(Stored data entries)
....................

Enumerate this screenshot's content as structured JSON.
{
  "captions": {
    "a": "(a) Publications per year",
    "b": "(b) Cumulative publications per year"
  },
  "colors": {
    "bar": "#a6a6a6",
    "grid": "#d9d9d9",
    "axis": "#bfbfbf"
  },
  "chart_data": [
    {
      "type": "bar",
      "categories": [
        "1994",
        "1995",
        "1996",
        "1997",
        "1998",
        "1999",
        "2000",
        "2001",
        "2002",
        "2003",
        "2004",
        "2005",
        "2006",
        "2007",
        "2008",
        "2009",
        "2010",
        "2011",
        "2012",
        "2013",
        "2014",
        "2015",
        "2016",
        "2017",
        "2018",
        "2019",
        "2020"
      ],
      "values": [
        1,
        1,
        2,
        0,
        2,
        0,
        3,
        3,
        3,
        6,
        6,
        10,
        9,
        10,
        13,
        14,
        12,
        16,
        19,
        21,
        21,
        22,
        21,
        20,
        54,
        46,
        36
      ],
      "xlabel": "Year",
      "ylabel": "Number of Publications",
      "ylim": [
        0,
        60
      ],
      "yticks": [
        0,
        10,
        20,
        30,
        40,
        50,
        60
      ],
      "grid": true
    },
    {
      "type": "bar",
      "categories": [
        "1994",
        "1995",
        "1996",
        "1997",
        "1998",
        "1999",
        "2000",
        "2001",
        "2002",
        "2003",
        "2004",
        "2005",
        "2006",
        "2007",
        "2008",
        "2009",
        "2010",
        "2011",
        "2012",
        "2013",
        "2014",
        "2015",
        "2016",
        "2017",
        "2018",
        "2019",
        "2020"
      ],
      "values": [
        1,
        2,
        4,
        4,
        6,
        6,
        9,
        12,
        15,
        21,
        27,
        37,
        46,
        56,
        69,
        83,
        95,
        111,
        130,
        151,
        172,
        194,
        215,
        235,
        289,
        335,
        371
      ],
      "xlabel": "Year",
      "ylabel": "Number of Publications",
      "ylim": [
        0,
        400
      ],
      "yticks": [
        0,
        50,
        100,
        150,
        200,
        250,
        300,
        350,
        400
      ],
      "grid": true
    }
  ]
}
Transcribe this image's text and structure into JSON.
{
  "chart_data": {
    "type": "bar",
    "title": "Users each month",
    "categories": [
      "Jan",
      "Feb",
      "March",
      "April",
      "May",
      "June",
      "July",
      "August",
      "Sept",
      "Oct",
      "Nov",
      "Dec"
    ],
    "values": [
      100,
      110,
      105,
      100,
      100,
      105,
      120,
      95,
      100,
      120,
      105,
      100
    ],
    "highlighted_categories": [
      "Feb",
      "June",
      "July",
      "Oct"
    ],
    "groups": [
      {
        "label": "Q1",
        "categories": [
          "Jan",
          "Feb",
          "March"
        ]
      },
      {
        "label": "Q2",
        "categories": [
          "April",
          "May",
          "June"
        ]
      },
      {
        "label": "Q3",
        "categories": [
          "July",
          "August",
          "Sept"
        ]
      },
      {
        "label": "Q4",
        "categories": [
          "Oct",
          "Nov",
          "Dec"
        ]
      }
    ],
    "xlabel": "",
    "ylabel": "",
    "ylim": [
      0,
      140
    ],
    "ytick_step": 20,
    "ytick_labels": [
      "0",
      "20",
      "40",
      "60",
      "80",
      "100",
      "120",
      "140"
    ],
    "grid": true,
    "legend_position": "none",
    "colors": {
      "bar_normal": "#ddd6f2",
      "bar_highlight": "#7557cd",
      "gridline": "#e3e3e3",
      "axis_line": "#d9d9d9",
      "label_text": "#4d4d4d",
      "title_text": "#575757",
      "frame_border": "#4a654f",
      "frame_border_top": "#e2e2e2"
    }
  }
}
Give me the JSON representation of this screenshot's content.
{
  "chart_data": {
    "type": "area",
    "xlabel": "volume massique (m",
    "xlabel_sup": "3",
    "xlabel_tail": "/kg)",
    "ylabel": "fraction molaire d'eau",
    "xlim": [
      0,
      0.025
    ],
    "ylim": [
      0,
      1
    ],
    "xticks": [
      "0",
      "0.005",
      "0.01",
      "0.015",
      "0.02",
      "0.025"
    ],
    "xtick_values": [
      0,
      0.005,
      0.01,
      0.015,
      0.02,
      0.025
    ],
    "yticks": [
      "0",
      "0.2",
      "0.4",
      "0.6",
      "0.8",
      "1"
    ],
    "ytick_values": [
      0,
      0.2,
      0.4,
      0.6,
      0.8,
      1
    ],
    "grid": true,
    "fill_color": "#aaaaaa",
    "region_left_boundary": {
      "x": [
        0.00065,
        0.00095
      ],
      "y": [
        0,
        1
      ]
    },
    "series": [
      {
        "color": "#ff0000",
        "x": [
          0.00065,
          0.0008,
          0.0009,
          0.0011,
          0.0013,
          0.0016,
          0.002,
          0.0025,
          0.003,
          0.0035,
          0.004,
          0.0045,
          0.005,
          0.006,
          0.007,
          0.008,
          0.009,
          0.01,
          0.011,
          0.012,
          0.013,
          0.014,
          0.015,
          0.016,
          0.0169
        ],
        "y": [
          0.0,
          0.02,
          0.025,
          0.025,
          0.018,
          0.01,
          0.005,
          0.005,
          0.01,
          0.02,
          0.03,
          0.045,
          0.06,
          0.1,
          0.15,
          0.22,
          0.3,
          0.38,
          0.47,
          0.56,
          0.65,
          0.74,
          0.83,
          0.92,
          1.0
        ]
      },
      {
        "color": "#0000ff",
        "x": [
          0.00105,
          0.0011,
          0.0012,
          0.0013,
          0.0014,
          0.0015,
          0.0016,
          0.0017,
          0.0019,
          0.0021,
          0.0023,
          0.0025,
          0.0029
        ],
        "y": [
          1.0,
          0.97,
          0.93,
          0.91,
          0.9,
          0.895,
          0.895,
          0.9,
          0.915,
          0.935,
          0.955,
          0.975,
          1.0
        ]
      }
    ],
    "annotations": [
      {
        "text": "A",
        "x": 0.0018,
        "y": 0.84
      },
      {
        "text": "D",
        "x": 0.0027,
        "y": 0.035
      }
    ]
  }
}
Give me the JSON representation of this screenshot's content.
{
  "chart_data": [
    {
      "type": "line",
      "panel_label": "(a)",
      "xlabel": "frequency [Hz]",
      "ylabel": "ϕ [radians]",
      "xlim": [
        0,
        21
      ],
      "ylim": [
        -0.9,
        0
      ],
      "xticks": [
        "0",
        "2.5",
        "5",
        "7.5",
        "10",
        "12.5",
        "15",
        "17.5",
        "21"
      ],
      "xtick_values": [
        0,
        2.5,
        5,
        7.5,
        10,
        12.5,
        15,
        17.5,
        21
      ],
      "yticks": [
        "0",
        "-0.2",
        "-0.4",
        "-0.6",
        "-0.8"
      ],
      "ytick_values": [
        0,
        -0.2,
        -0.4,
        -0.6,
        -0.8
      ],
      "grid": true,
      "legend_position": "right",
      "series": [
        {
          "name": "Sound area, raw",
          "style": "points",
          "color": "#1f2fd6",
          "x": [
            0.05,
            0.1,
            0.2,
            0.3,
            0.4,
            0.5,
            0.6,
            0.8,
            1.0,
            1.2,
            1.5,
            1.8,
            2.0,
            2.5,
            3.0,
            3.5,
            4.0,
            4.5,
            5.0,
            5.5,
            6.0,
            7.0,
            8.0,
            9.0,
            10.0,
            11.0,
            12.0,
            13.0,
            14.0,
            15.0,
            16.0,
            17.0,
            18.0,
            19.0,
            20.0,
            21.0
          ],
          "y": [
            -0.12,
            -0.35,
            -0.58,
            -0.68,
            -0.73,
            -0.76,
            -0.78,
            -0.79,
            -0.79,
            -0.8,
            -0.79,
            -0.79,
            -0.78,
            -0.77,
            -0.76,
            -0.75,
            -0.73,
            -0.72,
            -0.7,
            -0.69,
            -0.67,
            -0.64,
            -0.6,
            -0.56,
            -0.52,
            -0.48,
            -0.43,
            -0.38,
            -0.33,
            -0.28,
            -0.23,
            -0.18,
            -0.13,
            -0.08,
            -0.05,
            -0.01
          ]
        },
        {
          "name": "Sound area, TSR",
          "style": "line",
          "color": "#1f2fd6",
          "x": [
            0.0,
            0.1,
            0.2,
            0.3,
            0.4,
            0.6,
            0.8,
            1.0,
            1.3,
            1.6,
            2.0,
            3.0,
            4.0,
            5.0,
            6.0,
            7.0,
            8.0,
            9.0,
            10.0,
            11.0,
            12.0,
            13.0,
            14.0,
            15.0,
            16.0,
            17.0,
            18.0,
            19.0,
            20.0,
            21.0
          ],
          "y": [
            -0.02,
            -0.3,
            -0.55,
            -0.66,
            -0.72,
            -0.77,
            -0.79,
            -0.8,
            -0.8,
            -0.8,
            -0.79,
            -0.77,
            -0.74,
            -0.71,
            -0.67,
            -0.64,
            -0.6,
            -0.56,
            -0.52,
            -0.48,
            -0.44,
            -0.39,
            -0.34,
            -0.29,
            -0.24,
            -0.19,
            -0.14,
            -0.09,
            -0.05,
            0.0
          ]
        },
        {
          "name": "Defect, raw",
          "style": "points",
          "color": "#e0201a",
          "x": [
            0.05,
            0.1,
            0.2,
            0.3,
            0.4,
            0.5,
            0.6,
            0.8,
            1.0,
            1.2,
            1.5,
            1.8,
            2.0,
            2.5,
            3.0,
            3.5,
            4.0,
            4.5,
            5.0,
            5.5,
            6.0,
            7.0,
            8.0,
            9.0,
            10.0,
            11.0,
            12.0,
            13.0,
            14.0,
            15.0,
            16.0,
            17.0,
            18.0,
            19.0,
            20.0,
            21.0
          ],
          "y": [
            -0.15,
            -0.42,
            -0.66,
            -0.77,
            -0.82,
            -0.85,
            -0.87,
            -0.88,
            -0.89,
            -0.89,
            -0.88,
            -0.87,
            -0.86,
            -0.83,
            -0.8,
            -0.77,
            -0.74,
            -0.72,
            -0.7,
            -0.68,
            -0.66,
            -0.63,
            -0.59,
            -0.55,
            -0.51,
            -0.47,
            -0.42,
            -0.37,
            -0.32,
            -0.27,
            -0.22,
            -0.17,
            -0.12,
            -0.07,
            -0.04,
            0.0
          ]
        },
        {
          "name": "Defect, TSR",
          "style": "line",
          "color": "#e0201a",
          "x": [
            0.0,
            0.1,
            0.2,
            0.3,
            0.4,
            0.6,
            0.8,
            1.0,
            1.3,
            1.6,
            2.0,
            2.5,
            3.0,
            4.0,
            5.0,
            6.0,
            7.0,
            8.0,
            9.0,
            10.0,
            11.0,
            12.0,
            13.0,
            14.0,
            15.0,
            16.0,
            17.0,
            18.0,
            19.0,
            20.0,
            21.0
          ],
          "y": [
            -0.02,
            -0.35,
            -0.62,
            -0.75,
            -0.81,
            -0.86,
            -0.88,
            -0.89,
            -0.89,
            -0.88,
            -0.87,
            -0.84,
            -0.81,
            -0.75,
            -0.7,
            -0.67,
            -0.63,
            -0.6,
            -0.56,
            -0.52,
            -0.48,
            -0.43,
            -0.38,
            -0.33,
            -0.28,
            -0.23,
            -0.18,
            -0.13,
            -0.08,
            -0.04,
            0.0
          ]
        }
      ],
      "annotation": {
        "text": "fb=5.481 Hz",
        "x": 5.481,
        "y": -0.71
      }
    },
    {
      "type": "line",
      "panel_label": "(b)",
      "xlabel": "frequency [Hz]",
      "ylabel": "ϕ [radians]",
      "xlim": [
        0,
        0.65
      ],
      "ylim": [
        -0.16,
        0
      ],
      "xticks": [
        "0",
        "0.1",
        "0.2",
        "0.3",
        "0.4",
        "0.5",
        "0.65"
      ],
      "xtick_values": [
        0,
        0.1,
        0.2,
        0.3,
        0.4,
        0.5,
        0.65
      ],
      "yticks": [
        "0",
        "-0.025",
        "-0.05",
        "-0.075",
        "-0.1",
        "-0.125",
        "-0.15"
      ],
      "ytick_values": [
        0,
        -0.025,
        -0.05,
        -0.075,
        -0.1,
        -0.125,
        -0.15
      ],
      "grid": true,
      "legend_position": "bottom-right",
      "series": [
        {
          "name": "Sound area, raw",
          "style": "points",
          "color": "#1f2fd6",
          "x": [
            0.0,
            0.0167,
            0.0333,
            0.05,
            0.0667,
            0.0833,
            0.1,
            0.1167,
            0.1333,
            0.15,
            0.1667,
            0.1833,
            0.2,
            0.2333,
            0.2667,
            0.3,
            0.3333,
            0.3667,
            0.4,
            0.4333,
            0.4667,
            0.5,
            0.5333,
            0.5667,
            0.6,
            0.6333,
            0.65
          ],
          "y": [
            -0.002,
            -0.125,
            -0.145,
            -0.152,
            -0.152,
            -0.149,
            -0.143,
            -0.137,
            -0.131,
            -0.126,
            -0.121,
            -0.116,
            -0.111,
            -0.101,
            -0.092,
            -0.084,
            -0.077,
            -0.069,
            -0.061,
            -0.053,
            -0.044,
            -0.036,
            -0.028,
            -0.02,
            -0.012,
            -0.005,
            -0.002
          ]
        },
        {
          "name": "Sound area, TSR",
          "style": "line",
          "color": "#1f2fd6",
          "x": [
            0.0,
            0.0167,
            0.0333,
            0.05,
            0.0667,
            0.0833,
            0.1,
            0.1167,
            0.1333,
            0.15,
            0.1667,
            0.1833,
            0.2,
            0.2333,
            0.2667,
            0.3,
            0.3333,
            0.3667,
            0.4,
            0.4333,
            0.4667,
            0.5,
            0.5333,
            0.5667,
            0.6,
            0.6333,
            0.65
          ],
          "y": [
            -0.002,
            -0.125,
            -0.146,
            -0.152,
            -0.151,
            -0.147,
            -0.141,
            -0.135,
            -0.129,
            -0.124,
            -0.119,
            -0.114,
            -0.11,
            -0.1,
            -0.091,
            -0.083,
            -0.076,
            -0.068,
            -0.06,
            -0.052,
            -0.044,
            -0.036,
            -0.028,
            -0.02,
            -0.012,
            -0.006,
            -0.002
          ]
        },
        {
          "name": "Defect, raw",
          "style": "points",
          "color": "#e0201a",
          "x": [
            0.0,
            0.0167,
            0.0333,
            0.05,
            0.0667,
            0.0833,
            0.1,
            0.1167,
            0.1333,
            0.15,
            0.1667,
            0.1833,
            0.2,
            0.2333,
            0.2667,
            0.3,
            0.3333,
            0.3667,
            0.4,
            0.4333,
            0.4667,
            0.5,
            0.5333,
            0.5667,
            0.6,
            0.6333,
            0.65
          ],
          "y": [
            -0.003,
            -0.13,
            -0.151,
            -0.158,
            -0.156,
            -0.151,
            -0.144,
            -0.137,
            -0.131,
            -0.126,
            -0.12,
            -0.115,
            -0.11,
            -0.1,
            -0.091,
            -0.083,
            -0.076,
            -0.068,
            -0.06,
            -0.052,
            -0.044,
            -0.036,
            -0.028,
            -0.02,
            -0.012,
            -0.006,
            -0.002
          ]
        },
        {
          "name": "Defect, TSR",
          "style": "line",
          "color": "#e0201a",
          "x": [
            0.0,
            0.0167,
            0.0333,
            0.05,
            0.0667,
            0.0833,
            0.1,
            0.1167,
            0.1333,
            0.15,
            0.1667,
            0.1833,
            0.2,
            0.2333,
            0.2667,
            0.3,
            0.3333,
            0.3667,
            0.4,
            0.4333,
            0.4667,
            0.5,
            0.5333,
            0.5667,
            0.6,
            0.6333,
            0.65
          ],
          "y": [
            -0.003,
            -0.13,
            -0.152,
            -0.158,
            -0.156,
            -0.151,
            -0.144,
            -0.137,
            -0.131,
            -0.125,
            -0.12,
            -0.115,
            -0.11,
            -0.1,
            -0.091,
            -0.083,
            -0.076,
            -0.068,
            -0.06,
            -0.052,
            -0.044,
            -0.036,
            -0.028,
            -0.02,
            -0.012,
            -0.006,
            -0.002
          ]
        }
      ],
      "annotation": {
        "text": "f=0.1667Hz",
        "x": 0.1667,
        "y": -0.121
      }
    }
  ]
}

....................

**Exercise description:**
Check each line of these records for the string "JSON" and state only how many lines have it.

**Solution below:**
4